**WHAT YOU ARE ASKED TO DO**
Starting at the first row and ending with the row that contains "insight-card-1: 1 India, as", write those rows out again, swapping every "stat-caption" for "stat-label" and leaving the rest as it is.

Stored entries:
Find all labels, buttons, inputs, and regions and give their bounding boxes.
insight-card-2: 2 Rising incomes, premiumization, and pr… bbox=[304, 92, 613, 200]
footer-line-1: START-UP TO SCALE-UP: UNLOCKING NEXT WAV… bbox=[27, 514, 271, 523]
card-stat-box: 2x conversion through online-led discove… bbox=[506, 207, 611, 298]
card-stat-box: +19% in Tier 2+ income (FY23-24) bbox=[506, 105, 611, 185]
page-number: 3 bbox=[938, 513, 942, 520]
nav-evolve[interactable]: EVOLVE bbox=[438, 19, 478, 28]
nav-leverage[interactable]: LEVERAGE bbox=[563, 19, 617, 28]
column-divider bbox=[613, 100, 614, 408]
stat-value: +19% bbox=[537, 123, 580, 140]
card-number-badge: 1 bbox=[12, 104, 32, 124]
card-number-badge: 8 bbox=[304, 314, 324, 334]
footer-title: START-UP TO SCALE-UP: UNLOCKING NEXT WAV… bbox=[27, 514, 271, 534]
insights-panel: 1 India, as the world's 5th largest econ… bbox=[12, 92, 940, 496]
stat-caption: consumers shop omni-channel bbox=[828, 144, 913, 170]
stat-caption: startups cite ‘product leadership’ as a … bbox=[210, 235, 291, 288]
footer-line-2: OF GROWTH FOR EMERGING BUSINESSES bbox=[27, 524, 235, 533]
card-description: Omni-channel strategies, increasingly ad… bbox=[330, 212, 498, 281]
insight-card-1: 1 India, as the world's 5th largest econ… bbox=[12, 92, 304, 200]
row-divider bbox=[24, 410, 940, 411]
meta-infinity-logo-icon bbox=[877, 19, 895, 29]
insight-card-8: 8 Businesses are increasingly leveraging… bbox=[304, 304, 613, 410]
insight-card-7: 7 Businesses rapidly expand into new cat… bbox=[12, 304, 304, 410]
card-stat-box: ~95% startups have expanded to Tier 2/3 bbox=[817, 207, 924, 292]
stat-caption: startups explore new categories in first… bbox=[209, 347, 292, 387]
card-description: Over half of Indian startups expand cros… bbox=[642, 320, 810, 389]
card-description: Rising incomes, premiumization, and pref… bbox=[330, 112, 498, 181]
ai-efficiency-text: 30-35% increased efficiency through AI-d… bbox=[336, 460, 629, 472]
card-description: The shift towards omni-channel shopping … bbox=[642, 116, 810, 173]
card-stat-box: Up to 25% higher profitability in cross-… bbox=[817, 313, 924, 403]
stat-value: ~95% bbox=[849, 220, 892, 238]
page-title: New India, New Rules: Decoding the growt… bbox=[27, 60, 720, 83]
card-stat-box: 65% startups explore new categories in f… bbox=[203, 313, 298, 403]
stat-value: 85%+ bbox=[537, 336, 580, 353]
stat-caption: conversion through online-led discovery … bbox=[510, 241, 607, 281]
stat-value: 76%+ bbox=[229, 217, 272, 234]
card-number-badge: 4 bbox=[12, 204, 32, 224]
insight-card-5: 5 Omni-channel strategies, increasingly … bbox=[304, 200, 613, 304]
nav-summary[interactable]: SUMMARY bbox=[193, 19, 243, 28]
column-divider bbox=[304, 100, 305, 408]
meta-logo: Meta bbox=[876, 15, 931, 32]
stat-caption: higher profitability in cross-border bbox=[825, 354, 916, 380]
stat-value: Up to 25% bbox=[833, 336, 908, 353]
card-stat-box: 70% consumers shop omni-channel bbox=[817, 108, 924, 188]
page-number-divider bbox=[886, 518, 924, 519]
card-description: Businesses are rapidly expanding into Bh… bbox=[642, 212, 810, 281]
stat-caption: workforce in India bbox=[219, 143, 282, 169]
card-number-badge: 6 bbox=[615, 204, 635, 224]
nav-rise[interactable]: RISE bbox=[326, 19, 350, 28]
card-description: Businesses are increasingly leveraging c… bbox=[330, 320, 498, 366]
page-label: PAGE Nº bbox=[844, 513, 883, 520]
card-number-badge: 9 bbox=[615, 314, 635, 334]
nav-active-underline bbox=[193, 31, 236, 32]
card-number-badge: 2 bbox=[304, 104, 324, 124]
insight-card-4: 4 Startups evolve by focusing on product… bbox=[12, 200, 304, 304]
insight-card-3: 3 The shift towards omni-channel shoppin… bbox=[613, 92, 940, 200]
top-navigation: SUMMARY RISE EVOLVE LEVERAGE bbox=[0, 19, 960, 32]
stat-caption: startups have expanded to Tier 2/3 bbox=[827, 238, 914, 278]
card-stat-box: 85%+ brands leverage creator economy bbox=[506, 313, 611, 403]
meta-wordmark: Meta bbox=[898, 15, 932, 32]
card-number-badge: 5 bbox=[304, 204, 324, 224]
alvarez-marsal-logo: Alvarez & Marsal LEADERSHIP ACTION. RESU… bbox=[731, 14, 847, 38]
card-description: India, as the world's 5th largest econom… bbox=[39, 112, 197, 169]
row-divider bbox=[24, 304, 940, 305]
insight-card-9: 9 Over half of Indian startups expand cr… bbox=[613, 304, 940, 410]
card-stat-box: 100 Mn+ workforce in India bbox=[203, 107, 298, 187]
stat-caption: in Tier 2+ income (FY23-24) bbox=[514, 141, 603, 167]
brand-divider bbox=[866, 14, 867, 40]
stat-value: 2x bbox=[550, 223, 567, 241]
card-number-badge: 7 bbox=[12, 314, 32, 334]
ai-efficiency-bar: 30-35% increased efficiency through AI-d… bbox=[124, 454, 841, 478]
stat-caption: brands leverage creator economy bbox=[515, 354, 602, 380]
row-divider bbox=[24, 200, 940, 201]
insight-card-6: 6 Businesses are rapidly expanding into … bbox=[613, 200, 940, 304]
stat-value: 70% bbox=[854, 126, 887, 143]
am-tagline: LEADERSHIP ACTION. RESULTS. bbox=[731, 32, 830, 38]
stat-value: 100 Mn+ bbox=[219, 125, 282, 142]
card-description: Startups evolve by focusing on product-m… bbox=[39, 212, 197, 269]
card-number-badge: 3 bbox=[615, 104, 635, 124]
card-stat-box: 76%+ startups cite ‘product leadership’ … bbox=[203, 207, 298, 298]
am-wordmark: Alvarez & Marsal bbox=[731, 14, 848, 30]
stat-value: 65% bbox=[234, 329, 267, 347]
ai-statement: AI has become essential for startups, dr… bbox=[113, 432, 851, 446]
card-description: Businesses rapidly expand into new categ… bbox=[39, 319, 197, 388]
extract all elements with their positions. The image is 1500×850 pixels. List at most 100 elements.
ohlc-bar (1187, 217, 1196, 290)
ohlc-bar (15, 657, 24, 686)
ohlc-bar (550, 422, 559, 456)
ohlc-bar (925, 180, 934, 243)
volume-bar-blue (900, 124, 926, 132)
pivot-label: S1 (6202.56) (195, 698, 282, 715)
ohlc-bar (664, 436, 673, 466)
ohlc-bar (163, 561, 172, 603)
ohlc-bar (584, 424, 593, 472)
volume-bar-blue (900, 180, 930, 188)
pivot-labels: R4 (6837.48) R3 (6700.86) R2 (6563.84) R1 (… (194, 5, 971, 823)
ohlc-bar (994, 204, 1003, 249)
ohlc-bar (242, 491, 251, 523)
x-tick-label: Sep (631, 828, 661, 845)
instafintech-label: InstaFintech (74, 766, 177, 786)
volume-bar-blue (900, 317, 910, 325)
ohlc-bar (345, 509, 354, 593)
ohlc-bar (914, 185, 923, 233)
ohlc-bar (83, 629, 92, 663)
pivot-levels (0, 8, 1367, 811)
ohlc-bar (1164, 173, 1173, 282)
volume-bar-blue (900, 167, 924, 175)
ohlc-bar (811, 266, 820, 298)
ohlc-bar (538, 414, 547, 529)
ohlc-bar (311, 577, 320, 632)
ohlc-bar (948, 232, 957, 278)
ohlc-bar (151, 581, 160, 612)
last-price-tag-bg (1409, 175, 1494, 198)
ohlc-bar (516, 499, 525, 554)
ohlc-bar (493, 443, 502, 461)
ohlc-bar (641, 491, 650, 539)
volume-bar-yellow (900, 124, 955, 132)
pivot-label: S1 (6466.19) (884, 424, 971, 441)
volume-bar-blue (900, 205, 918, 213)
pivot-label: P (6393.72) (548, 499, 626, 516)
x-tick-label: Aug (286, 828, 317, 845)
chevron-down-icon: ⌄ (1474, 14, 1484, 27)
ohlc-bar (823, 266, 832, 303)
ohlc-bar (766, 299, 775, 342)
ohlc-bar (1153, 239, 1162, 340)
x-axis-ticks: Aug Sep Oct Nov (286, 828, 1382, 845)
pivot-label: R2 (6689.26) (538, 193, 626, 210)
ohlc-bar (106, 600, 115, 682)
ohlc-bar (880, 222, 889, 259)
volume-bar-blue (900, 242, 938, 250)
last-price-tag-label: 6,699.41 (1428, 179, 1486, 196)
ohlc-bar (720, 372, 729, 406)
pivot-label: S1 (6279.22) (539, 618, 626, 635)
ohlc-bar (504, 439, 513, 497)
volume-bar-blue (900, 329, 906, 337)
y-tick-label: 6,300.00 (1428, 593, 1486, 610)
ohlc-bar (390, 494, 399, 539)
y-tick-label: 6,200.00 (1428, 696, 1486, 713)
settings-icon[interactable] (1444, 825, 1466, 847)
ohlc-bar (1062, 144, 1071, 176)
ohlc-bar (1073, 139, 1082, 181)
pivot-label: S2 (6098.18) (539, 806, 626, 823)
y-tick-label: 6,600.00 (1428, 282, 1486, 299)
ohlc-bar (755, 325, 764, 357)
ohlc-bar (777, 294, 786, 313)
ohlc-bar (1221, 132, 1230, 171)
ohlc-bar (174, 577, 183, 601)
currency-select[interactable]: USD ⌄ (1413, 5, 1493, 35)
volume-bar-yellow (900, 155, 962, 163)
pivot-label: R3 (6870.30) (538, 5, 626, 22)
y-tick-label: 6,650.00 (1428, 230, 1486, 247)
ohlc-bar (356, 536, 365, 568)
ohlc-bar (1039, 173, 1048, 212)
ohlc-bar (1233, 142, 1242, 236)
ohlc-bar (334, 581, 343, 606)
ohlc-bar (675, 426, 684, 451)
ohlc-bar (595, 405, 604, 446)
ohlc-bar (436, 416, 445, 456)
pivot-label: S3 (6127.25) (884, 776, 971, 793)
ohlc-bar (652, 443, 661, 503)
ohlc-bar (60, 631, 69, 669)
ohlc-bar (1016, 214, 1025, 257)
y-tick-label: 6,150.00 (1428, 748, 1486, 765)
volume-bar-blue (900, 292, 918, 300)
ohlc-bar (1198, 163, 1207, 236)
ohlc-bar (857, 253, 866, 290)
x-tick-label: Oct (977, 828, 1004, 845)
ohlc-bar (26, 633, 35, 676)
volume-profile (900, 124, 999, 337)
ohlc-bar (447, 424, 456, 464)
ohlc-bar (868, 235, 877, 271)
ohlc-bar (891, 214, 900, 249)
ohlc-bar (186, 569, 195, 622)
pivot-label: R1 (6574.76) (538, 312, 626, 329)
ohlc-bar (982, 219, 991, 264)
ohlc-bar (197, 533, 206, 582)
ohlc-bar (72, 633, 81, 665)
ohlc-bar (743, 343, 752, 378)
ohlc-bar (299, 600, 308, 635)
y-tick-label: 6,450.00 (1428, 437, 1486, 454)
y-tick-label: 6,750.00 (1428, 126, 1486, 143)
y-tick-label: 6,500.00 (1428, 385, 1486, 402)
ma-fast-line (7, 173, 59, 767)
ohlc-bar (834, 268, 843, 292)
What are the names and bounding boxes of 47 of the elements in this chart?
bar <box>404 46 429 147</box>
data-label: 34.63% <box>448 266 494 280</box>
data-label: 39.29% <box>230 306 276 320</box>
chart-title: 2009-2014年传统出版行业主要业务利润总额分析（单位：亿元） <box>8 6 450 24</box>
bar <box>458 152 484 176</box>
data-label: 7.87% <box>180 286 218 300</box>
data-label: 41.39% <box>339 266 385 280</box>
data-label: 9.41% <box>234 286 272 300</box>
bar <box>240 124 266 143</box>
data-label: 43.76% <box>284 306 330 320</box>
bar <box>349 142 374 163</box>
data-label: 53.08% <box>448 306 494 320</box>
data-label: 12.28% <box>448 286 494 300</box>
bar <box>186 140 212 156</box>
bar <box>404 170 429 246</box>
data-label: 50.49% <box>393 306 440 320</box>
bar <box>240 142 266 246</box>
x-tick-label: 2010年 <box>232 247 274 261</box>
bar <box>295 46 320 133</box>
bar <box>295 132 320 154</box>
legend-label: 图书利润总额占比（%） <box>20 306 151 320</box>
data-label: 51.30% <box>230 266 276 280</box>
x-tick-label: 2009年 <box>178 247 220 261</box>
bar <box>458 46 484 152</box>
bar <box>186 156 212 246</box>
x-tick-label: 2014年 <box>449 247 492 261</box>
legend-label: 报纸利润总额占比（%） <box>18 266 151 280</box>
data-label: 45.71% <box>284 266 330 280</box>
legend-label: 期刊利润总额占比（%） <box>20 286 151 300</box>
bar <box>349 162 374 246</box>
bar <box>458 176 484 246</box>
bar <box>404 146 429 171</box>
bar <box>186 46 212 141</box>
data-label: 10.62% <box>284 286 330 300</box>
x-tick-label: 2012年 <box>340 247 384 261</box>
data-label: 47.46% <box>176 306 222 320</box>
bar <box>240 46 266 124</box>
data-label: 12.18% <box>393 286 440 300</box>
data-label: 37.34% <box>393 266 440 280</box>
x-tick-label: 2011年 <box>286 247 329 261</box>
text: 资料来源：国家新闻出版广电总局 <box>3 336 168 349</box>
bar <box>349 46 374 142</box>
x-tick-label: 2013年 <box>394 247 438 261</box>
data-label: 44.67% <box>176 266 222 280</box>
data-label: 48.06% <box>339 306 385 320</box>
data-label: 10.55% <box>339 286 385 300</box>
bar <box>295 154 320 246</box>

**THE ANSWER**
Find all labels, buttons, inputs, and regions and give their bounding boxes.
insight-card-2: 2 Rising incomes, premiumization, and pr… bbox=[304, 92, 613, 200]
footer-line-1: START-UP TO SCALE-UP: UNLOCKING NEXT WAV… bbox=[27, 514, 271, 523]
card-stat-box: 2x conversion through online-led discove… bbox=[506, 207, 611, 298]
card-stat-box: +19% in Tier 2+ income (FY23-24) bbox=[506, 105, 611, 185]
page-number: 3 bbox=[938, 513, 942, 520]
nav-evolve[interactable]: EVOLVE bbox=[438, 19, 478, 28]
nav-leverage[interactable]: LEVERAGE bbox=[563, 19, 617, 28]
column-divider bbox=[613, 100, 614, 408]
stat-value: +19% bbox=[537, 123, 580, 140]
card-number-badge: 1 bbox=[12, 104, 32, 124]
card-number-badge: 8 bbox=[304, 314, 324, 334]
footer-title: START-UP TO SCALE-UP: UNLOCKING NEXT WAV… bbox=[27, 514, 271, 534]
insights-panel: 1 India, as the world's 5th largest econ… bbox=[12, 92, 940, 496]
stat-label: consumers shop omni-channel bbox=[828, 144, 913, 170]
stat-label: startups cite ‘product leadership’ as a … bbox=[210, 235, 291, 288]
footer-line-2: OF GROWTH FOR EMERGING BUSINESSES bbox=[27, 524, 235, 533]
card-description: Omni-channel strategies, increasingly ad… bbox=[330, 212, 498, 281]
insight-card-1: 1 India, as the world's 5th largest econ… bbox=[12, 92, 304, 200]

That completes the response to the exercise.